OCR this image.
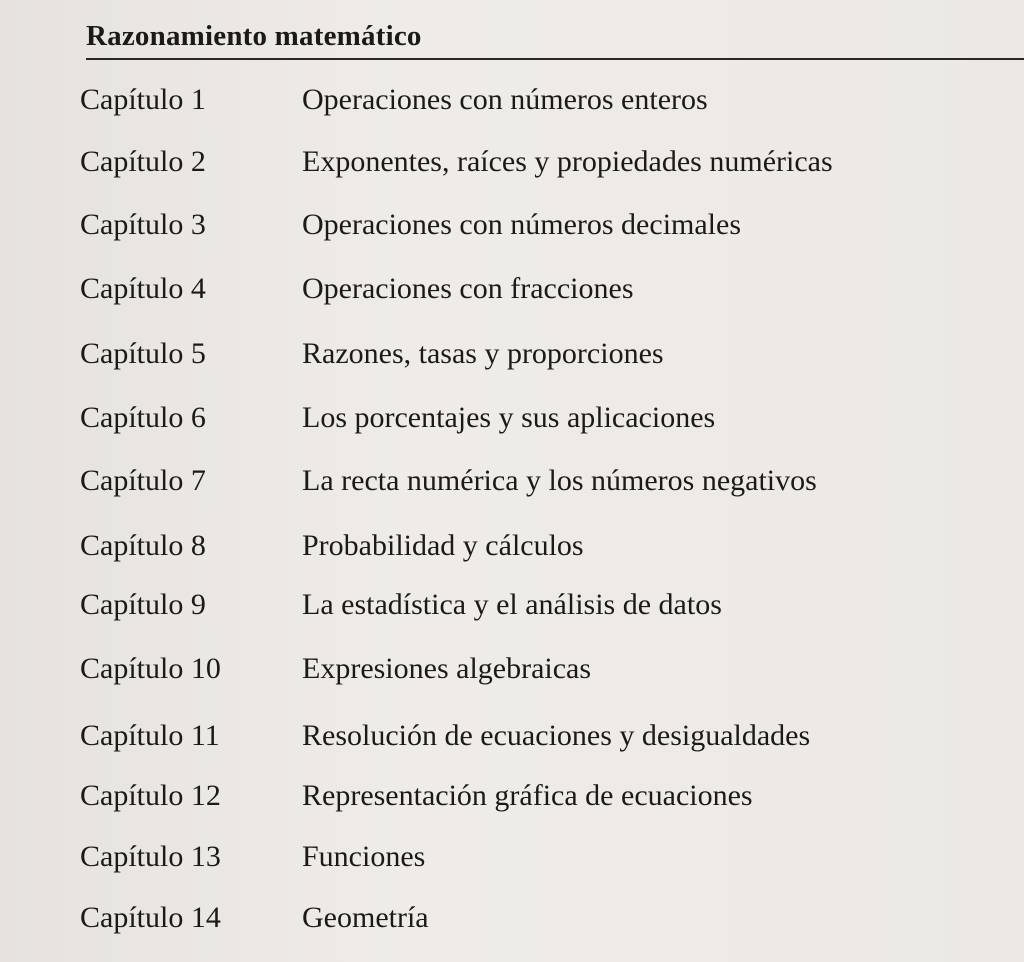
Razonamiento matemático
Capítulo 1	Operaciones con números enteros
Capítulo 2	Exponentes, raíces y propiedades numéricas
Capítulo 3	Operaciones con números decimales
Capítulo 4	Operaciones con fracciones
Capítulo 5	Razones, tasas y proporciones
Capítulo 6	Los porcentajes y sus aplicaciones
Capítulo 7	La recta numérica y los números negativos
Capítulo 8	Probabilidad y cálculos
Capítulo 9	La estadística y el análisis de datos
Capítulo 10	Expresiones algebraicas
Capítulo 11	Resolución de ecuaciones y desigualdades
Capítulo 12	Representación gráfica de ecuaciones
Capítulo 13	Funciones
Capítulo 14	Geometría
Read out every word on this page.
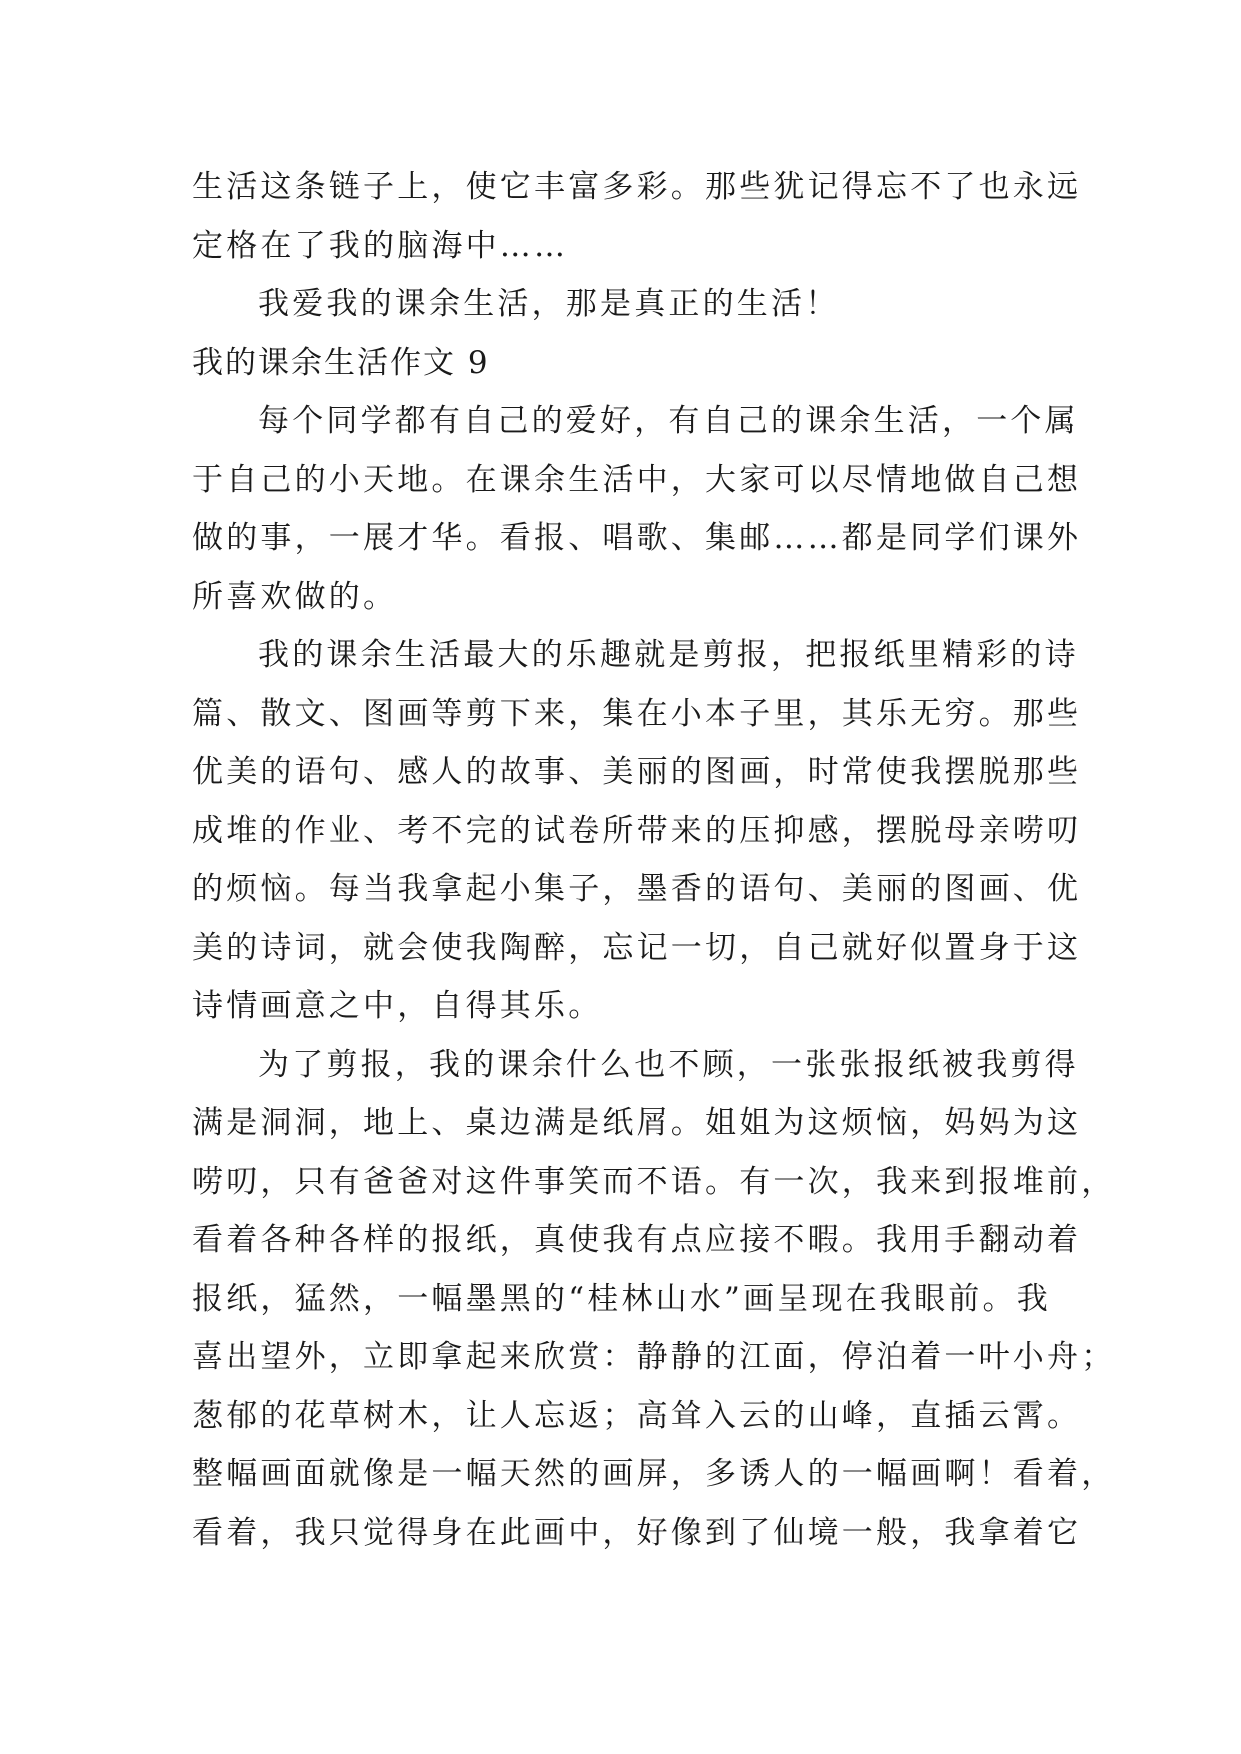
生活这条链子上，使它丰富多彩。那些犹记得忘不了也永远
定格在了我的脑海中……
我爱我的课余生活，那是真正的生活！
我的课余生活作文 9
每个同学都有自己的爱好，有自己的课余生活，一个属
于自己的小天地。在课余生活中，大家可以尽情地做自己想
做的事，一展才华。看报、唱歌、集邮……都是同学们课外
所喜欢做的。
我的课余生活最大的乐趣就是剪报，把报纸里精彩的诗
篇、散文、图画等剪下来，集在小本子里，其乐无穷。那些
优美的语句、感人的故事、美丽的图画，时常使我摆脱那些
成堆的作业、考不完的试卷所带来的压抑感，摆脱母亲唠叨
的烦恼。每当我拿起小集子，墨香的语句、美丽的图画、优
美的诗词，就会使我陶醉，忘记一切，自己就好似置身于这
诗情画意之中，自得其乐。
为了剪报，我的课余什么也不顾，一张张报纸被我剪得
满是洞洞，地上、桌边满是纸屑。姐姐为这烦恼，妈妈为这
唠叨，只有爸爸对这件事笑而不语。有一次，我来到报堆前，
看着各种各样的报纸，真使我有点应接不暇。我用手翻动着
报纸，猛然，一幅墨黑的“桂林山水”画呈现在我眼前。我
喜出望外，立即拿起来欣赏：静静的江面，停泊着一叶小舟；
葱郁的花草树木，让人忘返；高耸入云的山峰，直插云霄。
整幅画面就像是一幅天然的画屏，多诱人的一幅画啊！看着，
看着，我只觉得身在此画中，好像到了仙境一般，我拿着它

---------------

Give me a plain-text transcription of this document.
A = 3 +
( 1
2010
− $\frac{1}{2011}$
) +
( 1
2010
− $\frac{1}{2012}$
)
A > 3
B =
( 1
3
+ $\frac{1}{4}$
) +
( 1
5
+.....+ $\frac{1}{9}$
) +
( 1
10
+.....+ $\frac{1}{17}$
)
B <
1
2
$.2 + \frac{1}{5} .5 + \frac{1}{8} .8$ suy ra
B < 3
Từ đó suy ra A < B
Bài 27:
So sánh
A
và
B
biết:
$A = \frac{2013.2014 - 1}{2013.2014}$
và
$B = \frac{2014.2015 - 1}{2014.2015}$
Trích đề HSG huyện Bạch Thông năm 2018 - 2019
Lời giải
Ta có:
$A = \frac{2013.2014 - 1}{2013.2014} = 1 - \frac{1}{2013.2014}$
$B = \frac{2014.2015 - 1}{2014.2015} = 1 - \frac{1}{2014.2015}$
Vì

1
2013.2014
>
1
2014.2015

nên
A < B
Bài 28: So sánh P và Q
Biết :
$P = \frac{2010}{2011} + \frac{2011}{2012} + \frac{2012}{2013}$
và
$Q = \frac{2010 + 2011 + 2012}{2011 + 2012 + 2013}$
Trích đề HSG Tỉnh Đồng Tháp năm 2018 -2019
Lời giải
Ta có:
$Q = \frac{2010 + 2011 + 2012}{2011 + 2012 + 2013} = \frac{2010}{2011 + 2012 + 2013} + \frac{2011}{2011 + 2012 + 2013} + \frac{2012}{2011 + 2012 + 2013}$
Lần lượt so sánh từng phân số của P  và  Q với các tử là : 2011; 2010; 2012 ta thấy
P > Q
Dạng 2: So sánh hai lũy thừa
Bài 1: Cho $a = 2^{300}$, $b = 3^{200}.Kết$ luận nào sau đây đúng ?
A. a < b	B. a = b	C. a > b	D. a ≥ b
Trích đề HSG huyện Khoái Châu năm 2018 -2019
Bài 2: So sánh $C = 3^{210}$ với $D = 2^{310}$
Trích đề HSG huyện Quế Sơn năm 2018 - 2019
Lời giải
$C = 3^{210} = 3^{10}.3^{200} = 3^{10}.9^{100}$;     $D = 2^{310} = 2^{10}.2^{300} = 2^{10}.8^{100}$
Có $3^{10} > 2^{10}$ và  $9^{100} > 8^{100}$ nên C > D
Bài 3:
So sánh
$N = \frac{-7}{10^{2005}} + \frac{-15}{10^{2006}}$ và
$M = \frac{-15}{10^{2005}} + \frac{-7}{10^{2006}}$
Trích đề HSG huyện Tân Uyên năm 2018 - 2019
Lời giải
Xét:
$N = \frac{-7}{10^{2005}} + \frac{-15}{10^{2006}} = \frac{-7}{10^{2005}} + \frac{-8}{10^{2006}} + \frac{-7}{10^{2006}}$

---------------

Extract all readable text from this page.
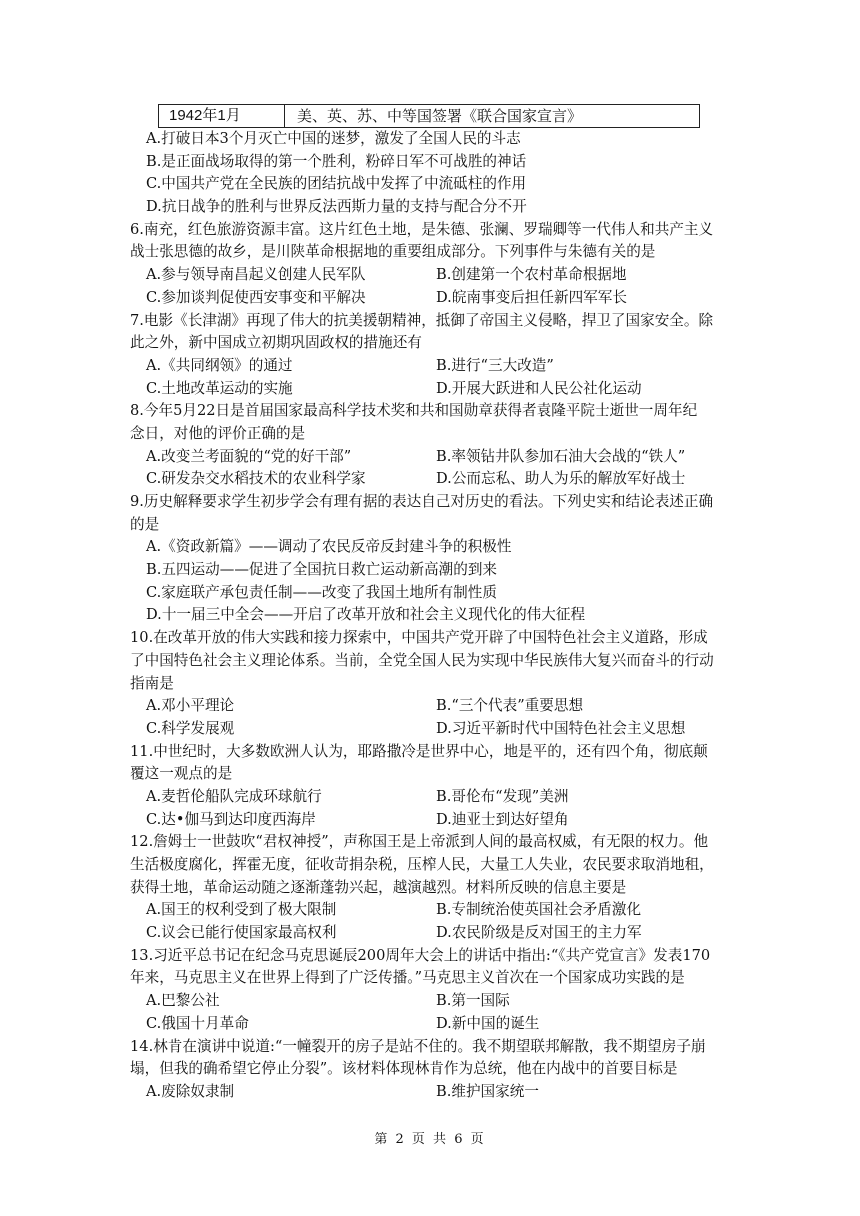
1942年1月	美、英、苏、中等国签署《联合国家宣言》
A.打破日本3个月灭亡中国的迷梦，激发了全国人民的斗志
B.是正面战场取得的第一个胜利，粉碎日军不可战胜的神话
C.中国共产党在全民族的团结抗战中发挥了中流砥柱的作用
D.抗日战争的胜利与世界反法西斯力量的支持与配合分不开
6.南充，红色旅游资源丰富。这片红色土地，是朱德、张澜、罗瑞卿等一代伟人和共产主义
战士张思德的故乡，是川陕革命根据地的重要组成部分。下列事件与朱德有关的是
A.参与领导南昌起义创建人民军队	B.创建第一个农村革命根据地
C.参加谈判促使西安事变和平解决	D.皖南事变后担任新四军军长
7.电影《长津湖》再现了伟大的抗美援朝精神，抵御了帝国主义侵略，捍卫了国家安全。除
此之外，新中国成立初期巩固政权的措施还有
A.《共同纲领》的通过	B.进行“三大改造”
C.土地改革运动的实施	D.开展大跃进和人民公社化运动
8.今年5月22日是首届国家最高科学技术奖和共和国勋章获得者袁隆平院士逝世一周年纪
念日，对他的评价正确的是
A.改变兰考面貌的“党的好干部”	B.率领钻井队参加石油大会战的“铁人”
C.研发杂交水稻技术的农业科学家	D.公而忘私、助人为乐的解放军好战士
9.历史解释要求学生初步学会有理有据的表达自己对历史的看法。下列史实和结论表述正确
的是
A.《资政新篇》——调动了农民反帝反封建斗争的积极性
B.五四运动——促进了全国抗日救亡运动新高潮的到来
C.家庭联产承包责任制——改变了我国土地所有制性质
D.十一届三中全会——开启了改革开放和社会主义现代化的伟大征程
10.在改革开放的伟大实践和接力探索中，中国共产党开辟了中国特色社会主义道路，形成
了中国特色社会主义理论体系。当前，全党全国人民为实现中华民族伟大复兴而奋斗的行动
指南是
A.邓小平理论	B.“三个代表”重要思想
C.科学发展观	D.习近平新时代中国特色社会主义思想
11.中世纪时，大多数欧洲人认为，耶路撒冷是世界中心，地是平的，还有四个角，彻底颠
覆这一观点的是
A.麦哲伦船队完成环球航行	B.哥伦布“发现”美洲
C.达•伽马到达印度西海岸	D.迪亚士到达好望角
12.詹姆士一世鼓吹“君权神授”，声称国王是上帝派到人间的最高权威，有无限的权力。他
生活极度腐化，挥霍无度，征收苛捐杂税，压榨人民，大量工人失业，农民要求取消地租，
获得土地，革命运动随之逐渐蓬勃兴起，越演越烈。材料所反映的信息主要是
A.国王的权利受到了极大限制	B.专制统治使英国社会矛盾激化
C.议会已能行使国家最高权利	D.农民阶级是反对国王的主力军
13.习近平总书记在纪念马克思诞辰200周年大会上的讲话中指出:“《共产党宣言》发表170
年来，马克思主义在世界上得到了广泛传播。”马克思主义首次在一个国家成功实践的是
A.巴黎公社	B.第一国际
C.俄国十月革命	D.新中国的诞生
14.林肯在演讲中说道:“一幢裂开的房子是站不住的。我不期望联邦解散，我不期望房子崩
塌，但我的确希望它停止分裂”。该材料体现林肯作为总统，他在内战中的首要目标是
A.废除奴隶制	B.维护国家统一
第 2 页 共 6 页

---------------

> Task statement:
Look through the data and show every line containing "ecuaciones".

> Response below:
Capítulo 11	Resolución de ecuaciones y desigualdades
Capítulo 12	Representación gráfica de ecuaciones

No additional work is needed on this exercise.